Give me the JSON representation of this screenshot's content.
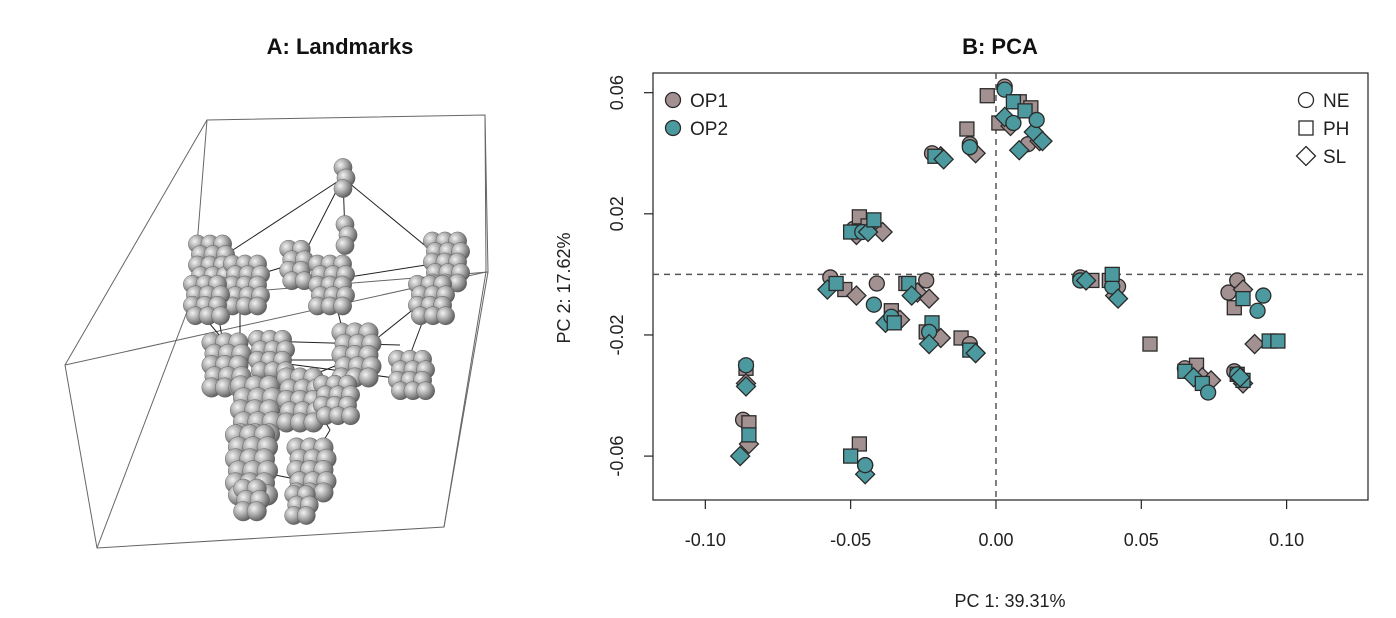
{
  "panel_a": {
    "title": "A: Landmarks"
  },
  "colors": {
    "OP1": "#a39191",
    "OP2": "#4c9a9f",
    "axis": "#222222",
    "reference_line": "#555555"
  },
  "chart_data": {
    "type": "scatter",
    "title": "B: PCA",
    "xlabel": "PC 1: 39.31%",
    "ylabel": "PC 2: 17.62%",
    "xlim": [
      -0.118,
      0.128
    ],
    "ylim": [
      -0.0745,
      0.0665
    ],
    "xticks": [
      -0.1,
      -0.05,
      0.0,
      0.05,
      0.1
    ],
    "xtick_labels": [
      "-0.10",
      "-0.05",
      "0.00",
      "0.05",
      "0.10"
    ],
    "yticks": [
      -0.06,
      -0.02,
      0.02,
      0.06
    ],
    "ytick_labels": [
      "-0.06",
      "-0.02",
      "0.02",
      "0.06"
    ],
    "reference_lines": {
      "x": 0,
      "y": 0
    },
    "grid": false,
    "legend_color": {
      "placement": "top-left",
      "entries": [
        "OP1",
        "OP2"
      ]
    },
    "legend_shape": {
      "placement": "top-right",
      "entries": [
        {
          "label": "NE",
          "shape": "circle"
        },
        {
          "label": "PH",
          "shape": "square"
        },
        {
          "label": "SL",
          "shape": "diamond"
        }
      ]
    },
    "series": [
      {
        "name": "OP1",
        "points": [
          [
            -0.087,
            -0.048,
            "circle"
          ],
          [
            -0.085,
            -0.049,
            "square"
          ],
          [
            -0.085,
            -0.056,
            "diamond"
          ],
          [
            -0.086,
            -0.031,
            "square"
          ],
          [
            -0.086,
            -0.036,
            "diamond"
          ],
          [
            -0.047,
            -0.056,
            "square"
          ],
          [
            -0.045,
            -0.063,
            "circle"
          ],
          [
            -0.049,
            0.015,
            "circle"
          ],
          [
            -0.047,
            0.019,
            "square"
          ],
          [
            -0.048,
            0.013,
            "diamond"
          ],
          [
            -0.044,
            0.016,
            "square"
          ],
          [
            -0.039,
            0.014,
            "diamond"
          ],
          [
            -0.057,
            -0.001,
            "circle"
          ],
          [
            -0.052,
            -0.005,
            "square"
          ],
          [
            -0.048,
            -0.007,
            "diamond"
          ],
          [
            -0.041,
            -0.003,
            "circle"
          ],
          [
            -0.036,
            -0.012,
            "square"
          ],
          [
            -0.033,
            -0.015,
            "diamond"
          ],
          [
            -0.031,
            -0.003,
            "square"
          ],
          [
            -0.027,
            -0.006,
            "diamond"
          ],
          [
            -0.024,
            -0.002,
            "circle"
          ],
          [
            -0.023,
            -0.008,
            "diamond"
          ],
          [
            -0.024,
            -0.019,
            "square"
          ],
          [
            -0.022,
            -0.021,
            "circle"
          ],
          [
            -0.019,
            -0.021,
            "diamond"
          ],
          [
            -0.012,
            -0.021,
            "square"
          ],
          [
            -0.009,
            -0.023,
            "circle"
          ],
          [
            -0.007,
            -0.026,
            "diamond"
          ],
          [
            -0.022,
            0.04,
            "circle"
          ],
          [
            -0.019,
            0.039,
            "diamond"
          ],
          [
            -0.01,
            0.048,
            "square"
          ],
          [
            -0.009,
            0.043,
            "circle"
          ],
          [
            -0.007,
            0.04,
            "diamond"
          ],
          [
            -0.003,
            0.059,
            "square"
          ],
          [
            0.001,
            0.05,
            "square"
          ],
          [
            0.003,
            0.062,
            "circle"
          ],
          [
            0.005,
            0.049,
            "diamond"
          ],
          [
            0.008,
            0.057,
            "square"
          ],
          [
            0.011,
            0.043,
            "circle"
          ],
          [
            0.015,
            0.044,
            "diamond"
          ],
          [
            0.012,
            0.055,
            "square"
          ],
          [
            0.029,
            -0.001,
            "circle"
          ],
          [
            0.033,
            -0.002,
            "square"
          ],
          [
            0.039,
            -0.002,
            "square"
          ],
          [
            0.041,
            -0.007,
            "diamond"
          ],
          [
            0.042,
            -0.004,
            "circle"
          ],
          [
            0.053,
            -0.023,
            "square"
          ],
          [
            0.065,
            -0.031,
            "circle"
          ],
          [
            0.069,
            -0.03,
            "square"
          ],
          [
            0.071,
            -0.034,
            "diamond"
          ],
          [
            0.074,
            -0.035,
            "diamond"
          ],
          [
            0.08,
            -0.006,
            "circle"
          ],
          [
            0.082,
            -0.011,
            "square"
          ],
          [
            0.083,
            -0.002,
            "circle"
          ],
          [
            0.085,
            -0.005,
            "diamond"
          ],
          [
            0.082,
            -0.032,
            "circle"
          ],
          [
            0.083,
            -0.033,
            "square"
          ],
          [
            0.085,
            -0.036,
            "diamond"
          ],
          [
            0.089,
            -0.023,
            "diamond"
          ]
        ]
      },
      {
        "name": "OP2",
        "points": [
          [
            -0.086,
            -0.03,
            "circle"
          ],
          [
            -0.086,
            -0.037,
            "diamond"
          ],
          [
            -0.085,
            -0.053,
            "square"
          ],
          [
            -0.088,
            -0.06,
            "diamond"
          ],
          [
            -0.05,
            -0.06,
            "square"
          ],
          [
            -0.045,
            -0.066,
            "diamond"
          ],
          [
            -0.045,
            -0.063,
            "circle"
          ],
          [
            -0.05,
            0.014,
            "square"
          ],
          [
            -0.046,
            0.014,
            "circle"
          ],
          [
            -0.044,
            0.014,
            "diamond"
          ],
          [
            -0.042,
            0.018,
            "square"
          ],
          [
            -0.058,
            -0.005,
            "diamond"
          ],
          [
            -0.055,
            -0.003,
            "square"
          ],
          [
            -0.042,
            -0.01,
            "circle"
          ],
          [
            -0.038,
            -0.016,
            "diamond"
          ],
          [
            -0.036,
            -0.014,
            "circle"
          ],
          [
            -0.035,
            -0.016,
            "square"
          ],
          [
            -0.03,
            -0.003,
            "square"
          ],
          [
            -0.029,
            -0.007,
            "diamond"
          ],
          [
            -0.022,
            -0.016,
            "square"
          ],
          [
            -0.023,
            -0.019,
            "circle"
          ],
          [
            -0.023,
            -0.023,
            "diamond"
          ],
          [
            -0.009,
            -0.025,
            "square"
          ],
          [
            -0.007,
            -0.026,
            "diamond"
          ],
          [
            -0.021,
            0.039,
            "square"
          ],
          [
            -0.018,
            0.038,
            "diamond"
          ],
          [
            -0.009,
            0.042,
            "circle"
          ],
          [
            0.003,
            0.061,
            "circle"
          ],
          [
            0.006,
            0.057,
            "square"
          ],
          [
            0.003,
            0.052,
            "diamond"
          ],
          [
            0.006,
            0.05,
            "circle"
          ],
          [
            0.01,
            0.054,
            "square"
          ],
          [
            0.013,
            0.047,
            "diamond"
          ],
          [
            0.014,
            0.051,
            "circle"
          ],
          [
            0.016,
            0.044,
            "diamond"
          ],
          [
            0.008,
            0.041,
            "diamond"
          ],
          [
            0.029,
            -0.002,
            "circle"
          ],
          [
            0.031,
            -0.002,
            "diamond"
          ],
          [
            0.04,
            -0.004,
            "circle"
          ],
          [
            0.042,
            -0.008,
            "diamond"
          ],
          [
            0.04,
            0.0,
            "square"
          ],
          [
            0.065,
            -0.032,
            "square"
          ],
          [
            0.068,
            -0.034,
            "diamond"
          ],
          [
            0.071,
            -0.036,
            "square"
          ],
          [
            0.073,
            -0.039,
            "circle"
          ],
          [
            0.083,
            -0.033,
            "circle"
          ],
          [
            0.085,
            -0.008,
            "square"
          ],
          [
            0.085,
            -0.035,
            "square"
          ],
          [
            0.09,
            -0.012,
            "circle"
          ],
          [
            0.092,
            -0.007,
            "circle"
          ],
          [
            0.094,
            -0.022,
            "square"
          ],
          [
            0.097,
            -0.022,
            "square"
          ],
          [
            0.084,
            -0.034,
            "diamond"
          ]
        ]
      }
    ]
  }
}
^^^^^^^^^^^^^^^^
Task details> Isolate the lines above that contain the word "placement" and copy them.

Reply to the exercise>
      "placement": "top-left",
      "placement": "top-right",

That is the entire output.